Reproduce the entire listing word for word.

# START OF PROVIDED RECORDS

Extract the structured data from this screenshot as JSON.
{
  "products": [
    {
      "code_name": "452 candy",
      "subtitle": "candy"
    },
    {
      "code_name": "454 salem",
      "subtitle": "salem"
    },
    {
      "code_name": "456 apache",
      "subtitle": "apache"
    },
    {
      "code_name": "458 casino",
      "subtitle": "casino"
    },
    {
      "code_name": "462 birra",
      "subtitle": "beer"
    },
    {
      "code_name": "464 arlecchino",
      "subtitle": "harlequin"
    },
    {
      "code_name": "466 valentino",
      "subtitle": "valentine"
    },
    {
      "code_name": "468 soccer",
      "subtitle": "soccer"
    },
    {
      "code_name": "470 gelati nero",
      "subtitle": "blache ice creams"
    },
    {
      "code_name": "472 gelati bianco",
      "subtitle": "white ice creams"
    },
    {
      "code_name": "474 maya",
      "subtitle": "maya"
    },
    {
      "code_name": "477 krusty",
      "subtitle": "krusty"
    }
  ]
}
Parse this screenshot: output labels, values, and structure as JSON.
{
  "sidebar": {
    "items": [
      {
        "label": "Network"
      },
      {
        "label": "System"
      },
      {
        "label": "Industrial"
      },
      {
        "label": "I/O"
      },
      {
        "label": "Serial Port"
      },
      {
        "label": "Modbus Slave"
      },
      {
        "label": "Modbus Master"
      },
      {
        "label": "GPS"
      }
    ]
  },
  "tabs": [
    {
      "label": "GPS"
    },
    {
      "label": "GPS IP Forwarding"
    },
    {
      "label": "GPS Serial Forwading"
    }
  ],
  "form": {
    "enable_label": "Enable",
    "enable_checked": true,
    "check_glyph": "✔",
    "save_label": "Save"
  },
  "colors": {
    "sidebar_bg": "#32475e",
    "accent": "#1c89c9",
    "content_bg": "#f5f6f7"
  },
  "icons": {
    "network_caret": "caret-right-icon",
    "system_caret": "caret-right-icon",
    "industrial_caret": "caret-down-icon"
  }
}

# END OF PROVIDED RECORDS

**REPLY**
Extract the structured data from this screenshot as JSON.
{
  "products": [
    {
      "code_name": "452 candy",
      "subtitle": "candy"
    },
    {
      "code_name": "454 salem",
      "subtitle": "salem"
    },
    {
      "code_name": "456 apache",
      "subtitle": "apache"
    },
    {
      "code_name": "458 casino",
      "subtitle": "casino"
    },
    {
      "code_name": "462 birra",
      "subtitle": "beer"
    },
    {
      "code_name": "464 arlecchino",
      "subtitle": "harlequin"
    },
    {
      "code_name": "466 valentino",
      "subtitle": "valentine"
    },
    {
      "code_name": "468 soccer",
      "subtitle": "soccer"
    },
    {
      "code_name": "470 gelati nero",
      "subtitle": "blache ice creams"
    },
    {
      "code_name": "472 gelati bianco",
      "subtitle": "white ice creams"
    },
    {
      "code_name": "474 maya",
      "subtitle": "maya"
    },
    {
      "code_name": "477 krusty",
      "subtitle": "krusty"
    }
  ]
}
Parse this screenshot: output labels, values, and structure as JSON.
{
  "sidebar": {
    "items": [
      {
        "label": "Network"
      },
      {
        "label": "System"
      },
      {
        "label": "Industrial"
      },
      {
        "label": "I/O"
      },
      {
        "label": "Serial Port"
      },
      {
        "label": "Modbus Slave"
      },
      {
        "label": "Modbus Master"
      },
      {
        "label": "GPS"
      }
    ]
  },
  "tabs": [
    {
      "label": "GPS"
    },
    {
      "label": "GPS IP Forwarding"
    },
    {
      "label": "GPS Serial Forwading"
    }
  ],
  "form": {
    "enable_label": "Enable",
    "enable_checked": true,
    "check_glyph": "✔",
    "save_label": "Save"
  },
  "colors": {
    "sidebar_bg": "#32475e",
    "accent": "#1c89c9",
    "content_bg": "#f5f6f7"
  },
  "icons": {
    "network_caret": "caret-right-icon",
    "system_caret": "caret-right-icon",
    "industrial_caret": "caret-down-icon"
  }
}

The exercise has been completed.